▶ The request
All entries must be extracted exactly, with nothing added or dropped.

▶ Data shown
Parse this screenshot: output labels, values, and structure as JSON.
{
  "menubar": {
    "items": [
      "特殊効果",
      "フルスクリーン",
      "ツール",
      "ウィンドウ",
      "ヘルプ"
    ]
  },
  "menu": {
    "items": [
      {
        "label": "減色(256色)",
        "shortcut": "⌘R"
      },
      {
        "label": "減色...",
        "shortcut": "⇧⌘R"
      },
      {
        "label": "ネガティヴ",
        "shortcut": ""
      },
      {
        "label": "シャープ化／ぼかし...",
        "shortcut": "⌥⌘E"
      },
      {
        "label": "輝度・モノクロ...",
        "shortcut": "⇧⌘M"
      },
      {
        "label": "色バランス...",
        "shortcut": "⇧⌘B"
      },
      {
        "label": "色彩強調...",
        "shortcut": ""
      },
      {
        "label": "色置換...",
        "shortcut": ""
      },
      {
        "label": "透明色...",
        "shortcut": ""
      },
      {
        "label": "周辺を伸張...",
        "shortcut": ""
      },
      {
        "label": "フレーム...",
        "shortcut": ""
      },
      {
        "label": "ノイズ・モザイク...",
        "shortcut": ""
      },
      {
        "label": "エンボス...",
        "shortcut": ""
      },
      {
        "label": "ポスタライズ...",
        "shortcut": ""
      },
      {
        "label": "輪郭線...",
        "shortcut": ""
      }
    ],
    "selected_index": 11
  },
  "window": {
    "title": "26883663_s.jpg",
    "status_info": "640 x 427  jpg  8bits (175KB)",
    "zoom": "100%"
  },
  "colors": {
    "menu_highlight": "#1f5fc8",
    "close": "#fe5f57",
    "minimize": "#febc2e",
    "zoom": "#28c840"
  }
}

▶ Full response
Parse this screenshot: output labels, values, and structure as JSON.
{
  "menubar": {
    "items": [
      "特殊効果",
      "フルスクリーン",
      "ツール",
      "ウィンドウ",
      "ヘルプ"
    ]
  },
  "menu": {
    "items": [
      {
        "label": "減色(256色)",
        "shortcut": "⌘R"
      },
      {
        "label": "減色...",
        "shortcut": "⇧⌘R"
      },
      {
        "label": "ネガティヴ",
        "shortcut": ""
      },
      {
        "label": "シャープ化／ぼかし...",
        "shortcut": "⌥⌘E"
      },
      {
        "label": "輝度・モノクロ...",
        "shortcut": "⇧⌘M"
      },
      {
        "label": "色バランス...",
        "shortcut": "⇧⌘B"
      },
      {
        "label": "色彩強調...",
        "shortcut": ""
      },
      {
        "label": "色置換...",
        "shortcut": ""
      },
      {
        "label": "透明色...",
        "shortcut": ""
      },
      {
        "label": "周辺を伸張...",
        "shortcut": ""
      },
      {
        "label": "フレーム...",
        "shortcut": ""
      },
      {
        "label": "ノイズ・モザイク...",
        "shortcut": ""
      },
      {
        "label": "エンボス...",
        "shortcut": ""
      },
      {
        "label": "ポスタライズ...",
        "shortcut": ""
      },
      {
        "label": "輪郭線...",
        "shortcut": ""
      }
    ],
    "selected_index": 11
  },
  "window": {
    "title": "26883663_s.jpg",
    "status_info": "640 x 427  jpg  8bits (175KB)",
    "zoom": "100%"
  },
  "colors": {
    "menu_highlight": "#1f5fc8",
    "close": "#fe5f57",
    "minimize": "#febc2e",
    "zoom": "#28c840"
  }
}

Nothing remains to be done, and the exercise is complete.